[Start of Attachment]

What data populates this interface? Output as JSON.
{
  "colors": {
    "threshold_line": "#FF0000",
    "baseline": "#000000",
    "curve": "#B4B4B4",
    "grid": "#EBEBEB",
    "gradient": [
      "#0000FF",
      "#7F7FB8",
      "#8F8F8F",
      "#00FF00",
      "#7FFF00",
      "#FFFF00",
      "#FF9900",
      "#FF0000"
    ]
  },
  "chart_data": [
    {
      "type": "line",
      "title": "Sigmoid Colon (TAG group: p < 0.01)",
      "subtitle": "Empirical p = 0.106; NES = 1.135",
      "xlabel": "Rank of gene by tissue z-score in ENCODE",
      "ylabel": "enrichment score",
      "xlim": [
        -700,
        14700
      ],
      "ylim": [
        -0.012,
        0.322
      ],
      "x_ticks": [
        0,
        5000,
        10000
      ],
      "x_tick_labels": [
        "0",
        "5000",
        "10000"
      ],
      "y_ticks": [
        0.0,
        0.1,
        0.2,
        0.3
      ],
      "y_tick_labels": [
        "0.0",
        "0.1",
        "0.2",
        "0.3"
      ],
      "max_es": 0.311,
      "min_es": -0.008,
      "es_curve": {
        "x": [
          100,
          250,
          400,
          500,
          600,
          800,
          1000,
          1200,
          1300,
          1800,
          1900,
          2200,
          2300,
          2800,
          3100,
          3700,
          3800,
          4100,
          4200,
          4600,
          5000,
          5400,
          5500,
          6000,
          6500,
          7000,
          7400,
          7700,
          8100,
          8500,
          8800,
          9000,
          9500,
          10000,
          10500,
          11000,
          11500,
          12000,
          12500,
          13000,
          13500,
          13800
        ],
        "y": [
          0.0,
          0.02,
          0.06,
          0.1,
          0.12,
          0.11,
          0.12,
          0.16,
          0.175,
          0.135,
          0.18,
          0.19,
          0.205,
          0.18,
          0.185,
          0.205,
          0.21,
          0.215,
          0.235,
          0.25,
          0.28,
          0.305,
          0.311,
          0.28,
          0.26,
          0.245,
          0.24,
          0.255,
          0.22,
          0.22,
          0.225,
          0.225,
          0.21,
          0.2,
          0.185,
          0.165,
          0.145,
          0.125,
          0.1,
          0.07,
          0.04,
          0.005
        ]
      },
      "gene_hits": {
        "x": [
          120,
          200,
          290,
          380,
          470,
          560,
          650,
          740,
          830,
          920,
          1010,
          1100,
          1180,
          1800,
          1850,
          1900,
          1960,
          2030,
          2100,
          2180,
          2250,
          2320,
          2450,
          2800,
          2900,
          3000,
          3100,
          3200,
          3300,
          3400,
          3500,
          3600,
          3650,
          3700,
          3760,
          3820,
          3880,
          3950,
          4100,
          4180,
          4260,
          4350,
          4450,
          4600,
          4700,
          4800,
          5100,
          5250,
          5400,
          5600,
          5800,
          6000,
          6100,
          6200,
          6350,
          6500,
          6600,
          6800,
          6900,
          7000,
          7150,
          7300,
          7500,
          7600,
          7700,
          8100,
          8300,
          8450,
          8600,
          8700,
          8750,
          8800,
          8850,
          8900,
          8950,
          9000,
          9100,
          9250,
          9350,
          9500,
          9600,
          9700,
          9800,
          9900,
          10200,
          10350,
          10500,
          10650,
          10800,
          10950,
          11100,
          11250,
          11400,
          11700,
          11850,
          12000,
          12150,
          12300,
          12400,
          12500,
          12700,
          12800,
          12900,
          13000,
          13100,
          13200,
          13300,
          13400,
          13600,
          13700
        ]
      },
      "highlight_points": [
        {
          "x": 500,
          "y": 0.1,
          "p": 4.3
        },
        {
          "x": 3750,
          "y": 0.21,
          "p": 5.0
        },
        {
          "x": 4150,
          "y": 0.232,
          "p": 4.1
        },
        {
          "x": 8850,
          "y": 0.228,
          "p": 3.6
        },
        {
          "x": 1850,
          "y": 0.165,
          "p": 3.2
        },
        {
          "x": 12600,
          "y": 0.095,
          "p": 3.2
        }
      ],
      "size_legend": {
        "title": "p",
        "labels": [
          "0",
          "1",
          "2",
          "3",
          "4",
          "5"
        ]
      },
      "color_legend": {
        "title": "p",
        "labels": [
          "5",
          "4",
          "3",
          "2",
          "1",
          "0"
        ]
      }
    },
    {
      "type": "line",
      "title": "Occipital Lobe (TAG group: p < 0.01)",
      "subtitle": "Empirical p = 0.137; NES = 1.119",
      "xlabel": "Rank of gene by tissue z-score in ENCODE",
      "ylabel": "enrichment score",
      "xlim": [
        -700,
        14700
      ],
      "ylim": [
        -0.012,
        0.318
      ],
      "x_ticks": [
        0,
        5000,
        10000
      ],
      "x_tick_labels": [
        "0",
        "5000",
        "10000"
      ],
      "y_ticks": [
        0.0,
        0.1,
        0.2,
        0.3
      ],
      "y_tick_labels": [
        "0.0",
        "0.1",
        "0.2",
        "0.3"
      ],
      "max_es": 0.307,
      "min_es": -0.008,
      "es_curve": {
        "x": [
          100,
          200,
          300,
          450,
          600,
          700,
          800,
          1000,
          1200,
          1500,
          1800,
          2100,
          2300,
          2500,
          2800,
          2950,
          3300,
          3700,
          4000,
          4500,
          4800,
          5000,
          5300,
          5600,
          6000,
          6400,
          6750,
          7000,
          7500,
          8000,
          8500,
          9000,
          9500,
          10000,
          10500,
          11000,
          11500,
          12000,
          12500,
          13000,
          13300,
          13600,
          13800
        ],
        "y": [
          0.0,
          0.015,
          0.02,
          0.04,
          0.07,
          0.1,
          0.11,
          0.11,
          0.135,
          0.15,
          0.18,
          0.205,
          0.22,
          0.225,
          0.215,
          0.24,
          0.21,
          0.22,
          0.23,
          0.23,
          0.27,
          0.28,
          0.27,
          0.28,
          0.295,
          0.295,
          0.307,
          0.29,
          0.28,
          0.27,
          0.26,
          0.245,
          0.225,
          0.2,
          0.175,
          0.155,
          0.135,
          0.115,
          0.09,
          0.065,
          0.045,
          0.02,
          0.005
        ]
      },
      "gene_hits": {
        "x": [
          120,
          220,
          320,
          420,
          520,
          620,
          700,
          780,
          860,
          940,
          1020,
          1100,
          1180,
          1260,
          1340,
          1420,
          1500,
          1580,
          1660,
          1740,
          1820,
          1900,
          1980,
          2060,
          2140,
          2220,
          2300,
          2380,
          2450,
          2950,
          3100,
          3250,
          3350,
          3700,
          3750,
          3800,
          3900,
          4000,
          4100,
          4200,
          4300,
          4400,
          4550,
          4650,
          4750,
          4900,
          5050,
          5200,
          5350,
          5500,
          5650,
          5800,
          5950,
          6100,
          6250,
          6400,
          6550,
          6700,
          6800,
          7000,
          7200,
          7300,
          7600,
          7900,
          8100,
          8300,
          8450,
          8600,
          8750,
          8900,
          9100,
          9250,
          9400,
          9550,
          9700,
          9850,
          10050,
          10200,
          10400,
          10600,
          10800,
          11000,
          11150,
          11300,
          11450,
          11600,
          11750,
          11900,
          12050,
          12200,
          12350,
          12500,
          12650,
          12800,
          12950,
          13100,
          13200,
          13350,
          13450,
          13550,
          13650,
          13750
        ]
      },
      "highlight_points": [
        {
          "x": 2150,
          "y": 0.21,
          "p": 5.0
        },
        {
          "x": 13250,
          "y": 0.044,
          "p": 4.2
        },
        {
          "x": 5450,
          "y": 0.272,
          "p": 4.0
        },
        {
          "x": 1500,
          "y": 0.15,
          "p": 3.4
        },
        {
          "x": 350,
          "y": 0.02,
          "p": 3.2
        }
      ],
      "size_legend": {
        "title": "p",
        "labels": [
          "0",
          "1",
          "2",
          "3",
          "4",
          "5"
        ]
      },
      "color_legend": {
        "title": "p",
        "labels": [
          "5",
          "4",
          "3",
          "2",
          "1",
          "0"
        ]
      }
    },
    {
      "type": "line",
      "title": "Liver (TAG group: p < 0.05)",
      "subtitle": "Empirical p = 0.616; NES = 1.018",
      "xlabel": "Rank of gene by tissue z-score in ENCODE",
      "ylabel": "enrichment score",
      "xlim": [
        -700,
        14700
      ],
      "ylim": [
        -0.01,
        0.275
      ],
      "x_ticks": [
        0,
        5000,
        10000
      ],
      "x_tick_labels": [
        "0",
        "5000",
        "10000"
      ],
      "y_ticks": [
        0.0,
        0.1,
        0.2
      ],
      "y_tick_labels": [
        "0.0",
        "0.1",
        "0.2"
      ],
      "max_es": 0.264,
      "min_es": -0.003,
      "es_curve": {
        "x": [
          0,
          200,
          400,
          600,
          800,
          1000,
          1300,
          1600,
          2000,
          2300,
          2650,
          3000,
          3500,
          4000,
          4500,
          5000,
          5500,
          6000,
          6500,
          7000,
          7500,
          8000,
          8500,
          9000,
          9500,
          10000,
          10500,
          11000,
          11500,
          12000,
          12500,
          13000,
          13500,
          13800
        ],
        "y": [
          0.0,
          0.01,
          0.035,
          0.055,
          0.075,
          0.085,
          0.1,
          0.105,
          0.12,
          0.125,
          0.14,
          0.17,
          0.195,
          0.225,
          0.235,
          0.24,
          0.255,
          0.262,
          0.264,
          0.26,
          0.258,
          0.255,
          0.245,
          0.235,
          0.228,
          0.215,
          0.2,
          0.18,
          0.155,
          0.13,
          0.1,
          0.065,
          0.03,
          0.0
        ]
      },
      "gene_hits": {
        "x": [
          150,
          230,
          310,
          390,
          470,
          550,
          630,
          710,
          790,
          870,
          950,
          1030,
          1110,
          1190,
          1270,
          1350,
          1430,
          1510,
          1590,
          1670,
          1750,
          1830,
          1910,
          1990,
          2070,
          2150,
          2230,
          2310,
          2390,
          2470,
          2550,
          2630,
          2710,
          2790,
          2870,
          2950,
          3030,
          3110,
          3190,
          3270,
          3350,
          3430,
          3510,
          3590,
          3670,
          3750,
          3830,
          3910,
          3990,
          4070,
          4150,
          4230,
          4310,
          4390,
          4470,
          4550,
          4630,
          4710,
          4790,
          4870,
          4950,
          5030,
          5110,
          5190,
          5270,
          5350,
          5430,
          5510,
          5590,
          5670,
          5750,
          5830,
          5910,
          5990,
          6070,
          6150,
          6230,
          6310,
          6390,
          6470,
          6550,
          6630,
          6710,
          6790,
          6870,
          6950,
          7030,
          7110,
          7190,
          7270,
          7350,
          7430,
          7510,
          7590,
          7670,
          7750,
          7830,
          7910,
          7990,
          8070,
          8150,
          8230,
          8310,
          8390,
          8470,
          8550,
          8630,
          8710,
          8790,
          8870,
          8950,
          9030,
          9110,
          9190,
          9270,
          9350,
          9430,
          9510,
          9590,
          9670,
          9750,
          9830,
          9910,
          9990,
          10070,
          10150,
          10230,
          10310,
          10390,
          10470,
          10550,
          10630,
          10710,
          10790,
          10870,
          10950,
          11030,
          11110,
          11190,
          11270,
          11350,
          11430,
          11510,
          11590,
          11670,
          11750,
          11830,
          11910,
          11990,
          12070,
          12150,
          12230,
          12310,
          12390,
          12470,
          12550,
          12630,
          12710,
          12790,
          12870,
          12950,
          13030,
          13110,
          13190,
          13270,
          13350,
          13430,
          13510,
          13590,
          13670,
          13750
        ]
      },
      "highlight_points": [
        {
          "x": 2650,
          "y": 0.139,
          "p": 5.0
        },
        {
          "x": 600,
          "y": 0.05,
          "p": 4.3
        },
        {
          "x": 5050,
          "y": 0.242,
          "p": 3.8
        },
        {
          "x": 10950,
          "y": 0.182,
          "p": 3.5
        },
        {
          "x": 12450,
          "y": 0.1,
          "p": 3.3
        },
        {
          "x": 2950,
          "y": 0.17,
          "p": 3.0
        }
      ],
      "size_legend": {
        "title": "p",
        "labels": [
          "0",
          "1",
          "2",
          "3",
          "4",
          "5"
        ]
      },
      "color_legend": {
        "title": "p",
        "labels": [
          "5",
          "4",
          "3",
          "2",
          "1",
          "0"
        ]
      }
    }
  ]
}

[End of Attachment]

■ **Description of the task**
Within the material, find all lines that hold the word "subtitle" and show them.

■ **Your response**
      "subtitle": "Empirical p = 0.106; NES = 1.135",
      "subtitle": "Empirical p = 0.137; NES = 1.119",
      "subtitle": "Empirical p = 0.616; NES = 1.018",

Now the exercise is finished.